Exercise:
Where a line of the material contains the string "image", copy that line.

— Start of Records for the task —

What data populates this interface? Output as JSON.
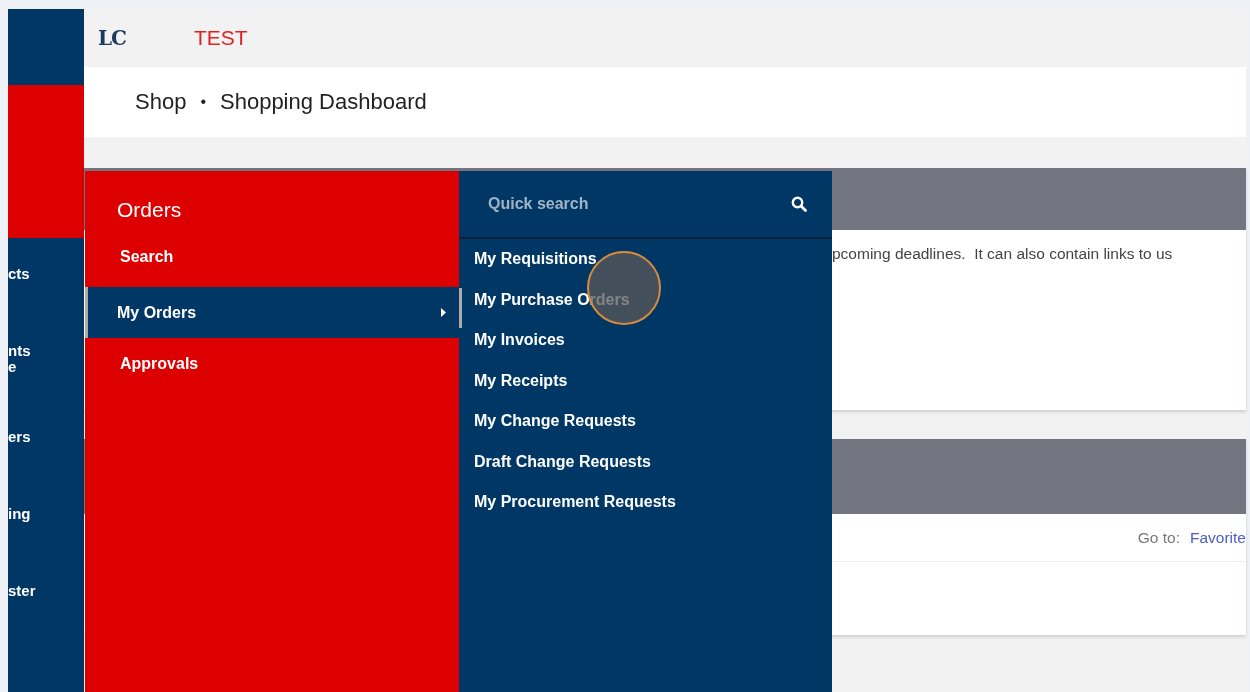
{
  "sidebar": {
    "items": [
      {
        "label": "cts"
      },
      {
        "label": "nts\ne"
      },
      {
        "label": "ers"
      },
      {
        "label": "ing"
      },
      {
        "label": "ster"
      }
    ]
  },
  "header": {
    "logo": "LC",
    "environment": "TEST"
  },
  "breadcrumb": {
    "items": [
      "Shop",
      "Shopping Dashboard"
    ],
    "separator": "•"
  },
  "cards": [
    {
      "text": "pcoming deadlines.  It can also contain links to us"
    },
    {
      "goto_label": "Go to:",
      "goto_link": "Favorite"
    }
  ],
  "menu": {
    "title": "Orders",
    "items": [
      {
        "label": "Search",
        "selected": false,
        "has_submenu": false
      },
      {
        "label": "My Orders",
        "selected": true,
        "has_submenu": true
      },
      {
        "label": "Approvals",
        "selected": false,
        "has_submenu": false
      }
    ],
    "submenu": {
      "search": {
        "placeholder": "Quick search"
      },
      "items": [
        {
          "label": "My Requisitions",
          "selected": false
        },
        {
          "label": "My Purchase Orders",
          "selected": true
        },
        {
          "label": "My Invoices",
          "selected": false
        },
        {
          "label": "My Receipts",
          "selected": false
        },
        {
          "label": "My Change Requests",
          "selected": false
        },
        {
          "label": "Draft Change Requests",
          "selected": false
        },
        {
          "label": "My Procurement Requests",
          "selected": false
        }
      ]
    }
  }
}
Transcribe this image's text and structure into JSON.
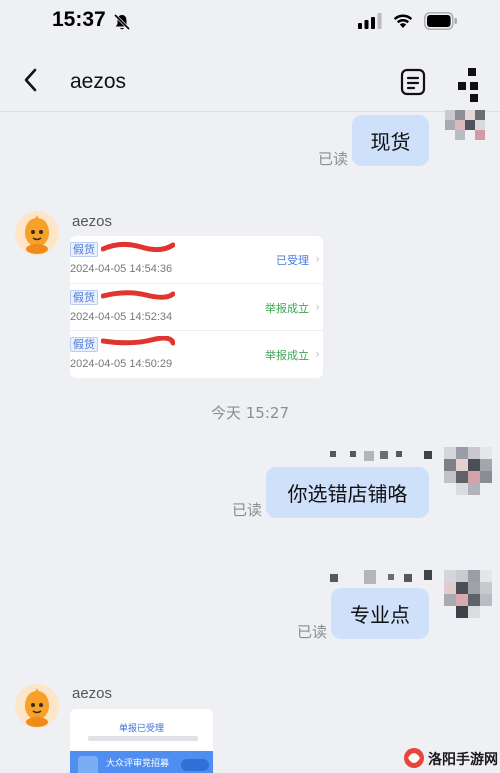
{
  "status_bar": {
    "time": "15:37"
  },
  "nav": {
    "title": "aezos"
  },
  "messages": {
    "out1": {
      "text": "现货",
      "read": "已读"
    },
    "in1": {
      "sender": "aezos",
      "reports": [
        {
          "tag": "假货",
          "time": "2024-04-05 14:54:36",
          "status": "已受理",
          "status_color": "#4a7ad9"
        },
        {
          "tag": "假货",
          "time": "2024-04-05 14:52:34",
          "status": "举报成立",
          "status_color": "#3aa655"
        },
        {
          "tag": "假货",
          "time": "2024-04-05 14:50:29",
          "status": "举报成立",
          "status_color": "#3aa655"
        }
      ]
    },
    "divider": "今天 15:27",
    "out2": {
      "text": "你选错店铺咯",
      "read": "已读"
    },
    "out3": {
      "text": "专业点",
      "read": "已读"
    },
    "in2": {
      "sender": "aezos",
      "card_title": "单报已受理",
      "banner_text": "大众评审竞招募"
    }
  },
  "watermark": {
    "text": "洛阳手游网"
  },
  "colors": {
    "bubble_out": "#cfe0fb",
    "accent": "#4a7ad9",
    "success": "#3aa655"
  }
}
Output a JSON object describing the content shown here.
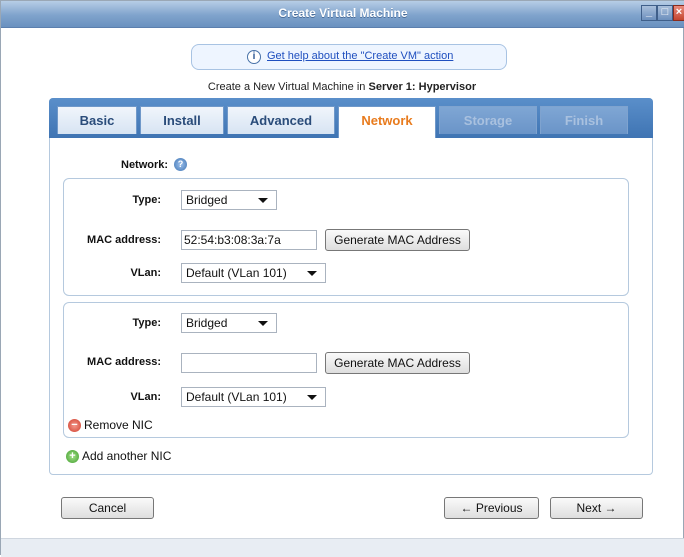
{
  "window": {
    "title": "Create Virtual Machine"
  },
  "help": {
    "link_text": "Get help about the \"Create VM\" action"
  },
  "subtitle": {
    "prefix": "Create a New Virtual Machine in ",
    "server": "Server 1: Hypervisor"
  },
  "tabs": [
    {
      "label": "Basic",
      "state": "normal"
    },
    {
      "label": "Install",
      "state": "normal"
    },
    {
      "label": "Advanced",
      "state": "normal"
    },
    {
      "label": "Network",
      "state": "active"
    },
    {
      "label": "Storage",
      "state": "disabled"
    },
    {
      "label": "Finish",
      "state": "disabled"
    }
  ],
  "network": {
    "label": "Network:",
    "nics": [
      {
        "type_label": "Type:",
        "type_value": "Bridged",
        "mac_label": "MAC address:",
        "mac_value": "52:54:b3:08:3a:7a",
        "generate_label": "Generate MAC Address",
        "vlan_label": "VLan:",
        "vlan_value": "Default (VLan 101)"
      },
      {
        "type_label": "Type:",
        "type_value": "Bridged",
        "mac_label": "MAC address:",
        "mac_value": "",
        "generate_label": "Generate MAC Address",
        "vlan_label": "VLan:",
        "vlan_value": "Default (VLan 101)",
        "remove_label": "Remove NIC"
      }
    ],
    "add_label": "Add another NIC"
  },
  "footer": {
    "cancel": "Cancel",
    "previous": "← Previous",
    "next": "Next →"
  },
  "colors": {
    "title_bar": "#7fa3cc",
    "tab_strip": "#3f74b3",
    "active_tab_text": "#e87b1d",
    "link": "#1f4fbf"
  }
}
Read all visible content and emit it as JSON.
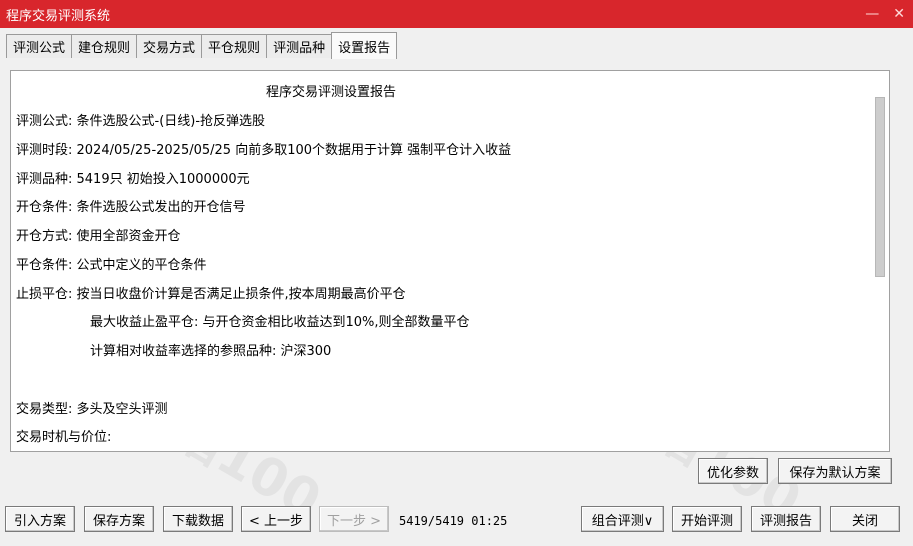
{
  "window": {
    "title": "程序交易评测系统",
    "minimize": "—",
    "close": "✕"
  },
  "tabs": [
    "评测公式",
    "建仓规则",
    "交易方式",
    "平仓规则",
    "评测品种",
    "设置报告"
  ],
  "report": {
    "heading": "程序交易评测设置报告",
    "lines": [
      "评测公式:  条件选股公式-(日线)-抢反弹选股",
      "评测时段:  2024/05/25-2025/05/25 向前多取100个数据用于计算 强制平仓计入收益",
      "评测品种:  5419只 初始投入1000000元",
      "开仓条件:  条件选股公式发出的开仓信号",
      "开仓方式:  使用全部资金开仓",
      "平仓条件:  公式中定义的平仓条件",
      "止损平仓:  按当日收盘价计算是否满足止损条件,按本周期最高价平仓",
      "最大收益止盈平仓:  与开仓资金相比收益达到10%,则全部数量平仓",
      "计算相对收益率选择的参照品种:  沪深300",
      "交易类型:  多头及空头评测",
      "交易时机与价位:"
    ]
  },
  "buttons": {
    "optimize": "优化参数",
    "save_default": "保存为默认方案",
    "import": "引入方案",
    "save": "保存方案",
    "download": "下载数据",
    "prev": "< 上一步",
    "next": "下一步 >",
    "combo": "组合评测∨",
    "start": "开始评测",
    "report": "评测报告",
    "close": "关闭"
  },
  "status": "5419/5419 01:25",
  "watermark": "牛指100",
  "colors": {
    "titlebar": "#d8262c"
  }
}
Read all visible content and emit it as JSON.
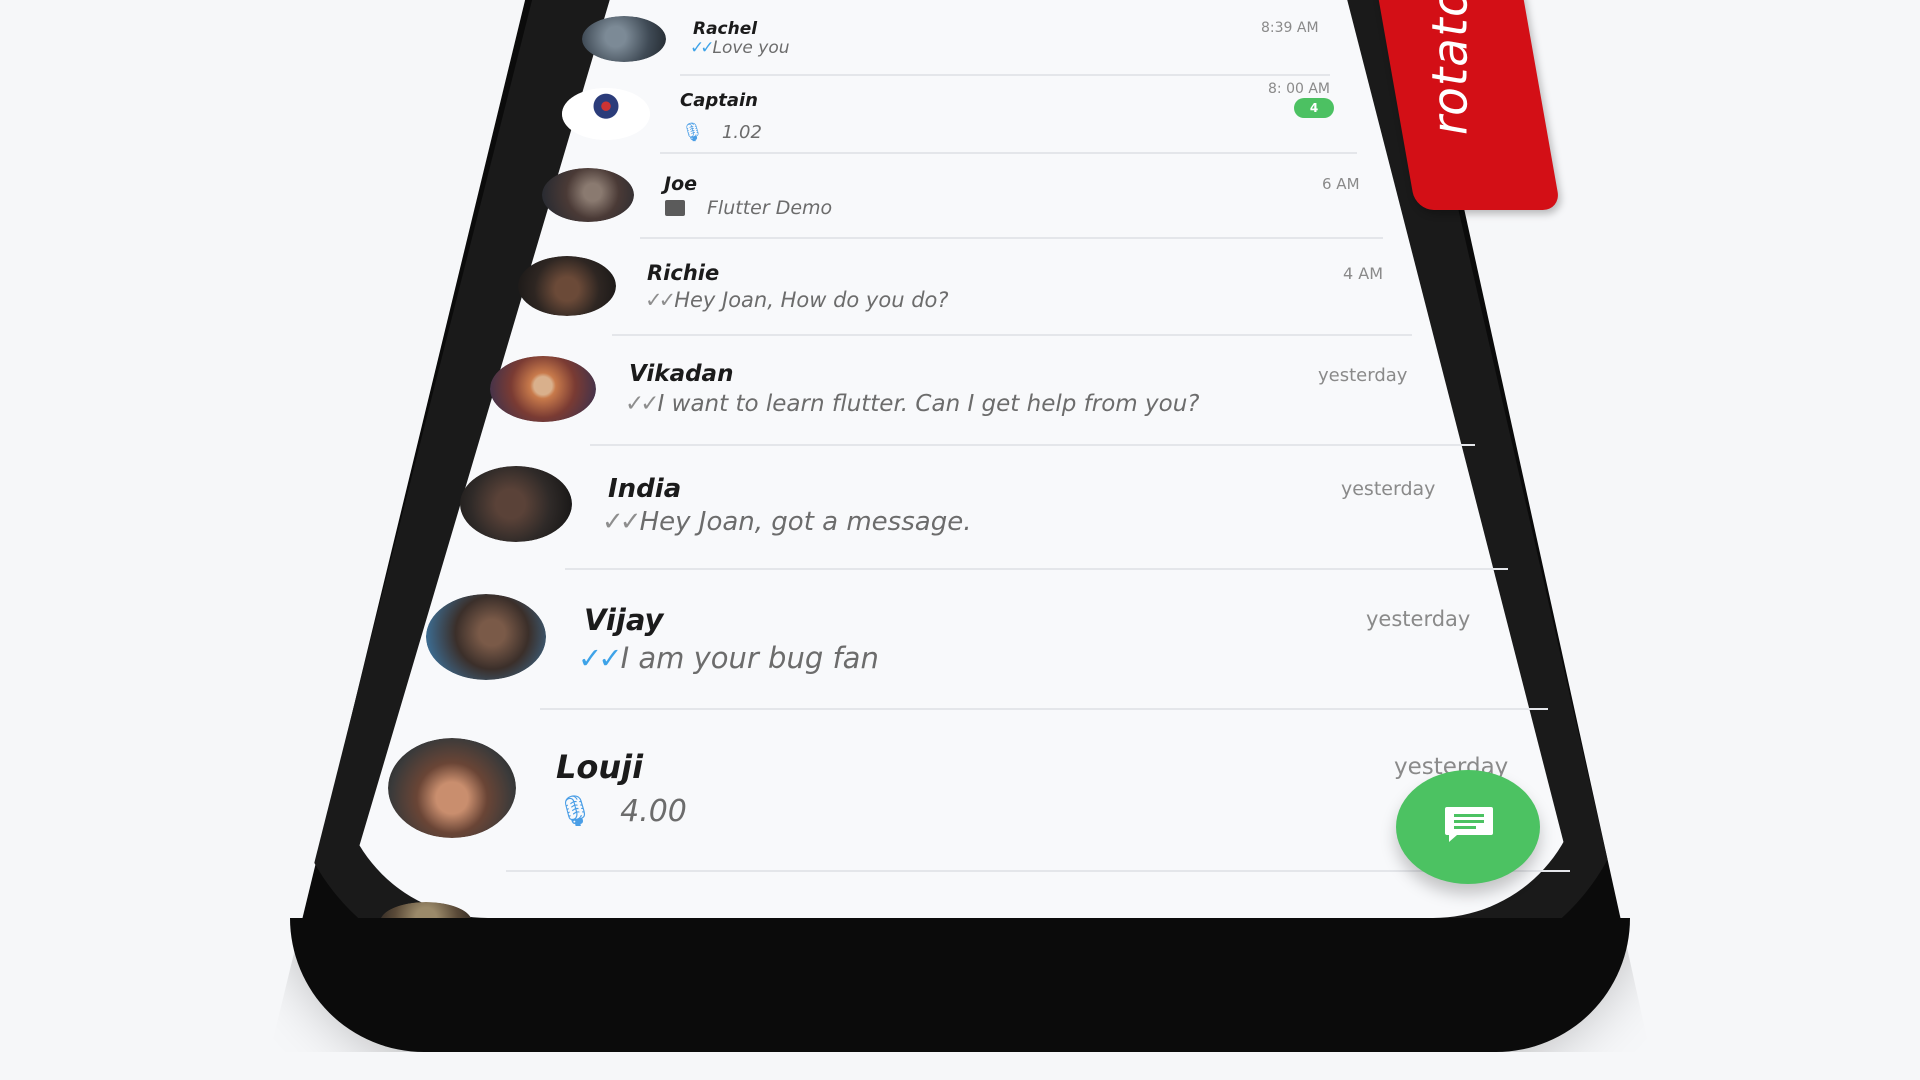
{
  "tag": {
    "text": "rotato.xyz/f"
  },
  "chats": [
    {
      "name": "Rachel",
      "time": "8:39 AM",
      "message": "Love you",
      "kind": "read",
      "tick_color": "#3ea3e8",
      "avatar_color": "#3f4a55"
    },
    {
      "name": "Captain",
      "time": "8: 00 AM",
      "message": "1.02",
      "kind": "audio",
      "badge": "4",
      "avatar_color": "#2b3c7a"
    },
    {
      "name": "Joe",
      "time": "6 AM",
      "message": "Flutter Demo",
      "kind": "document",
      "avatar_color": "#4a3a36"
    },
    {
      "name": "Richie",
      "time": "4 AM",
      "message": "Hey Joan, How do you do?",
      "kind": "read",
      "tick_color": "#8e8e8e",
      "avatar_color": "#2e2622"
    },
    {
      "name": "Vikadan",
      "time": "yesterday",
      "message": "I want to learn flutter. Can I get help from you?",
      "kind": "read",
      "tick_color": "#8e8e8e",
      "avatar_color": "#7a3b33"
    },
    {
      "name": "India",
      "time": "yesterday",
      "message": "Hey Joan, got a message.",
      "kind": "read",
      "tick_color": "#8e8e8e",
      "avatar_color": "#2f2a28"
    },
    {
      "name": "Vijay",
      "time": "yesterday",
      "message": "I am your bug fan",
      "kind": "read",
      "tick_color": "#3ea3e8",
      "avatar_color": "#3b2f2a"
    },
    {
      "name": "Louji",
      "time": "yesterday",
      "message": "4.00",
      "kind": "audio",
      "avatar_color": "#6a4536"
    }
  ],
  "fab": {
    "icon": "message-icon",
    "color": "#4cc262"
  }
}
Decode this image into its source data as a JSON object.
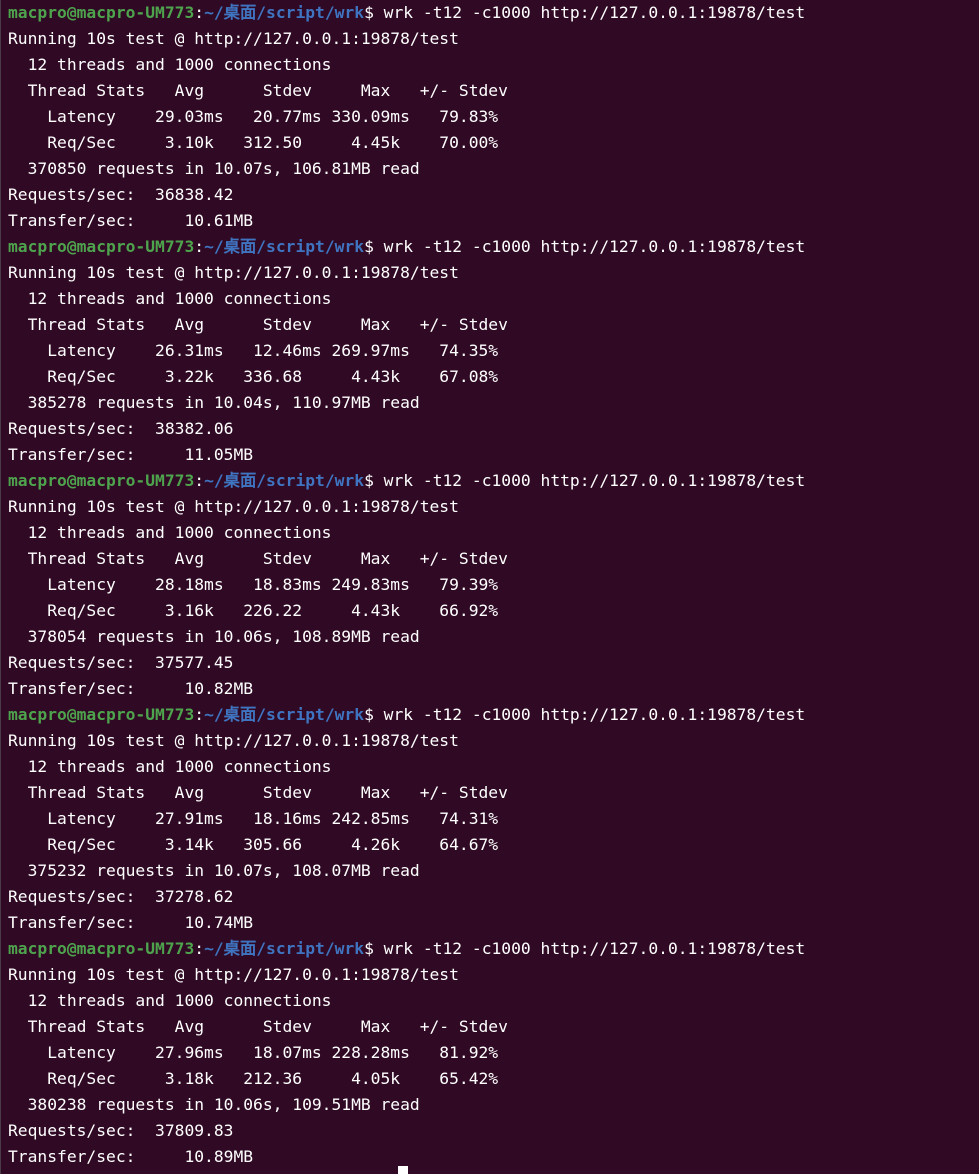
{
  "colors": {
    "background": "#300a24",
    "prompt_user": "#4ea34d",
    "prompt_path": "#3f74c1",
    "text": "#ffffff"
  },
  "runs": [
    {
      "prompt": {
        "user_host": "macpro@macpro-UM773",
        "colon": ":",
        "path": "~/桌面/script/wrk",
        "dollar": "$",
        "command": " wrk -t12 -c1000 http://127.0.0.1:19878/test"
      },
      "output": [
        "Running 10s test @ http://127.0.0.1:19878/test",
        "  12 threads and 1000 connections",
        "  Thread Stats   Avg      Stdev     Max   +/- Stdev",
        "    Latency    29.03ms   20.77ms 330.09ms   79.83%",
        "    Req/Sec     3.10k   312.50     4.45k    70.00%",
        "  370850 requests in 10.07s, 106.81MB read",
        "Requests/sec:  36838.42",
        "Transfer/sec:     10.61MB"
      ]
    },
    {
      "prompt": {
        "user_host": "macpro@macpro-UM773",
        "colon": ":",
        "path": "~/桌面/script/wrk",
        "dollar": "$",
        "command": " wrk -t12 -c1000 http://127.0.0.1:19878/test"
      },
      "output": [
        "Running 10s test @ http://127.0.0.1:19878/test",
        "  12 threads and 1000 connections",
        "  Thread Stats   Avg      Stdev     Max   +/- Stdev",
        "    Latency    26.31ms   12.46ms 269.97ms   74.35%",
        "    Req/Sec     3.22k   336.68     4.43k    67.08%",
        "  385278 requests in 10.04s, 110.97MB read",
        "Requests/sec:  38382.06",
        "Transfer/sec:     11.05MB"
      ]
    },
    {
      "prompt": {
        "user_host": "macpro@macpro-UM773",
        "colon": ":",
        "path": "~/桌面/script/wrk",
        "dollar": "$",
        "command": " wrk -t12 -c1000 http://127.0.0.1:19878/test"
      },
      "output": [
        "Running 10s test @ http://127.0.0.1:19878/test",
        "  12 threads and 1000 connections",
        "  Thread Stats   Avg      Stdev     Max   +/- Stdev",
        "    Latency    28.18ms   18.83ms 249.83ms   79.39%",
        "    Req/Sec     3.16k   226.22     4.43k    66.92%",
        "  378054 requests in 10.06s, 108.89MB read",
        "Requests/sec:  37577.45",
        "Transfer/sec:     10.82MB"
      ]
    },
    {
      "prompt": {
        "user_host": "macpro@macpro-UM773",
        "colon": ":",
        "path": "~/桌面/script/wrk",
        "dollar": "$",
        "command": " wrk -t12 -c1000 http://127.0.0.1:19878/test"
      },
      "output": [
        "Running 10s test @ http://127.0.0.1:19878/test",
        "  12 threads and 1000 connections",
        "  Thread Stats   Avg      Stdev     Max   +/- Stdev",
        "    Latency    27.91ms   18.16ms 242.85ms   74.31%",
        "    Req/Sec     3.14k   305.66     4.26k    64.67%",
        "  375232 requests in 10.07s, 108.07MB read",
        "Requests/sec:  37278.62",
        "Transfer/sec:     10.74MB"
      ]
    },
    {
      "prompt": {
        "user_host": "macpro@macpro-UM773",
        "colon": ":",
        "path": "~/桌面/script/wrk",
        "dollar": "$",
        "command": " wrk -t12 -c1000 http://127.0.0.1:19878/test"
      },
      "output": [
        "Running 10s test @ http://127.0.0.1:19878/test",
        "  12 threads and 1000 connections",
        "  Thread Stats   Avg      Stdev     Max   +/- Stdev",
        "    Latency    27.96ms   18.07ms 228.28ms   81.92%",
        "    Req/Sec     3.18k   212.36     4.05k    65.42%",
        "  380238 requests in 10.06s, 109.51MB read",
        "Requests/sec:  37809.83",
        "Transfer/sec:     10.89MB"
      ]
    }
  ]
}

— End of Records for the task —

Result of the exercise:
Transcribe this image's text and structure into JSON.
Decode this image into its source data as a JSON object.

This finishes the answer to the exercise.